▸ Requirements
In the forum thread on storing wooden screw clamps, what wood did Kazooman use to make the jaws of his homemade clamps?

▸ Source document
········

# Wooden Screw Clamps - any good way to store these?!?



## jimintx (Jan 23, 2014)

I cannot figure out what to do to store these clamps: the wooden ones that have parallel thick wooden jaws, and two parallel hand screws.

In any configuration of storage, they take up a lot of space. For years, I have had them piled in a large plastic bin, and that bin gets shoved around the shop floor to get them out of the way.

If anyone can post some pics of how you have arranged to hang, clamp, or otherwise store them, I would sure like to see that.

I think I really shouldn't have bought them in the first place, but I did spend the money, and have owned maybe 15 or so of them for many years. 
(I do not find that I reach for them all that much, either, but that is another topic.)

Many thanks,
Jim


----------



## Gadabout55 (Mar 3, 2013)

I only have two of those clamps, so my method may not be efficient for storing large numbers of them. In any case, I just put a couple of shaker pegs into the horizontal member of a rack I made for storing my various clamps.


----------



## Kazooman (Jan 20, 2013)

My shop is in my basement with poured walls. I attached a 2 X 4 vertically to the wall and inserted several dowels at proper spacing. I just open the clamps wide enough and thread them on the dowels.

I made most of my wooden clamps by purchasing the threaded rods and inserts and making the jaws from hard maple. I would have to admit that they do not see very much use, but in some situations they work very well.


----------



## MadMark (Jun 3, 2014)

Clamp them to the edge of something.

M


----------



## tyvekboy (Feb 24, 2010)

Jim -

Handscrews are one of those clamps that are good for certain situations. Many times I use them to hold small pieces of wood that I'm shaping on a router table and don't want to get too close to that spinning bit. I also use mine to hold pieces of wood that I'm drilling on the drill press.

········

▸ Data entries

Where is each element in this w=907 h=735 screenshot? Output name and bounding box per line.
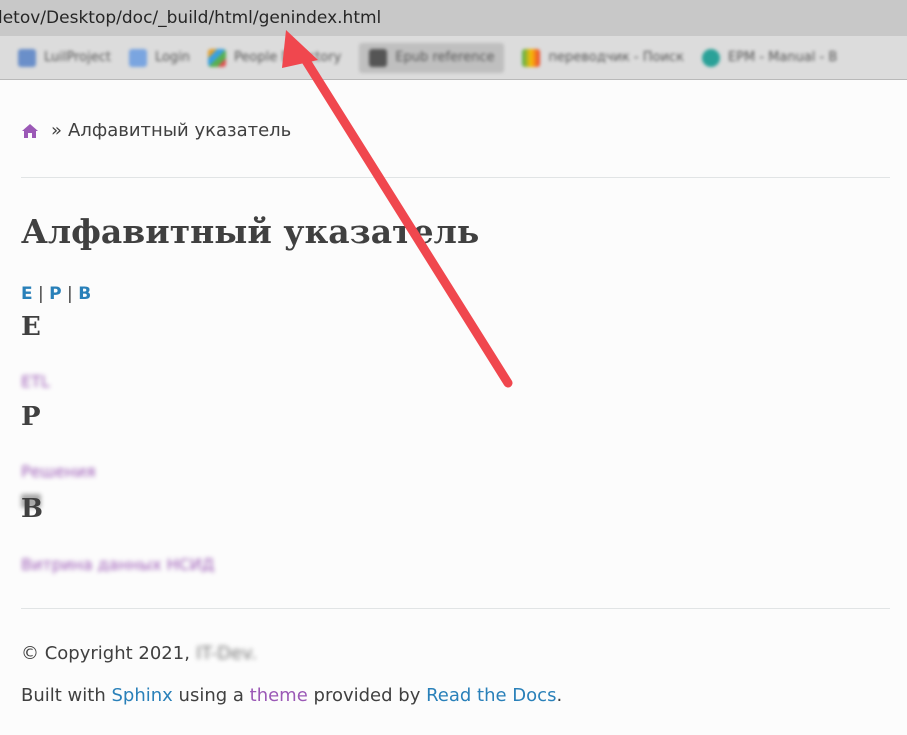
bookmark-label: Epub reference bbox=[395, 50, 495, 65]
bookmark-item[interactable]: People Directory bbox=[208, 43, 341, 73]
theme-link[interactable]: theme bbox=[250, 685, 308, 706]
copyright-text: © Copyright 2021, bbox=[21, 643, 190, 664]
bookmark-icon bbox=[522, 48, 541, 67]
bookmark-item[interactable]: Epub reference bbox=[359, 42, 505, 73]
section-letter-e: Е bbox=[21, 312, 41, 342]
jump-link-v[interactable]: В bbox=[78, 284, 91, 304]
home-icon[interactable] bbox=[21, 123, 39, 139]
period: . bbox=[556, 685, 563, 706]
read-the-docs-link[interactable]: Read the Docs bbox=[426, 685, 556, 706]
bookmark-label: переводчик - Поиск bbox=[548, 50, 684, 65]
copyright-org: IT-Dev. bbox=[195, 643, 257, 664]
bookmark-icon bbox=[701, 48, 720, 67]
using-a-text: using a bbox=[178, 685, 244, 706]
sphinx-link[interactable]: Sphinx bbox=[111, 685, 172, 706]
letter-jump-bar: Е | Р | В bbox=[21, 284, 91, 304]
bookmark-icon bbox=[18, 48, 36, 67]
index-entry[interactable]: ETL bbox=[21, 372, 50, 391]
section-letter-v: В bbox=[21, 494, 43, 524]
divider bbox=[21, 608, 890, 609]
address-bar[interactable]: letov/Desktop/doc/_build/html/genindex.h… bbox=[0, 0, 907, 36]
index-entry[interactable]: Витрина данных НСИД bbox=[21, 555, 214, 574]
bookmarks-bar: LuilProject Login People Directory Epub … bbox=[0, 36, 907, 80]
breadcrumb-current: Алфавитный указатель bbox=[68, 120, 292, 141]
page-title: Алфавитный указатель bbox=[21, 212, 480, 251]
bookmark-label: People Directory bbox=[234, 50, 342, 65]
built-with-line: Built with Sphinx using a theme provided… bbox=[21, 685, 562, 706]
bookmark-icon bbox=[369, 48, 388, 67]
divider bbox=[21, 177, 890, 178]
bookmark-item[interactable]: Login bbox=[128, 43, 191, 73]
jump-link-e[interactable]: Е bbox=[21, 284, 33, 304]
breadcrumb: » Алфавитный указатель bbox=[21, 120, 291, 141]
built-with-text: Built with bbox=[21, 685, 106, 706]
jump-link-r[interactable]: Р bbox=[49, 284, 61, 304]
jump-separator: | bbox=[38, 284, 44, 304]
url-text[interactable]: letov/Desktop/doc/_build/html/genindex.h… bbox=[0, 8, 381, 28]
bookmark-item[interactable]: переводчик - Поиск bbox=[522, 43, 684, 73]
bookmark-label: EPM - Manual - B bbox=[727, 50, 838, 65]
copyright-line: © Copyright 2021, IT-Dev. bbox=[21, 643, 257, 664]
bookmark-item[interactable]: LuilProject bbox=[18, 43, 111, 73]
provided-by-text: provided by bbox=[313, 685, 421, 706]
bookmark-icon bbox=[208, 48, 227, 67]
jump-separator: | bbox=[67, 284, 73, 304]
index-entry[interactable]: Решения bbox=[21, 462, 95, 481]
bookmark-label: LuilProject bbox=[44, 50, 111, 65]
breadcrumb-separator: » bbox=[51, 120, 63, 141]
bookmark-label: Login bbox=[154, 50, 191, 65]
section-letter-r: Р bbox=[21, 402, 41, 432]
bookmark-item[interactable]: EPM - Manual - B bbox=[701, 43, 838, 73]
bookmark-icon bbox=[128, 48, 147, 67]
annotation-arrow-icon bbox=[282, 30, 513, 388]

········

▸ Output for this exercise
Hard maple.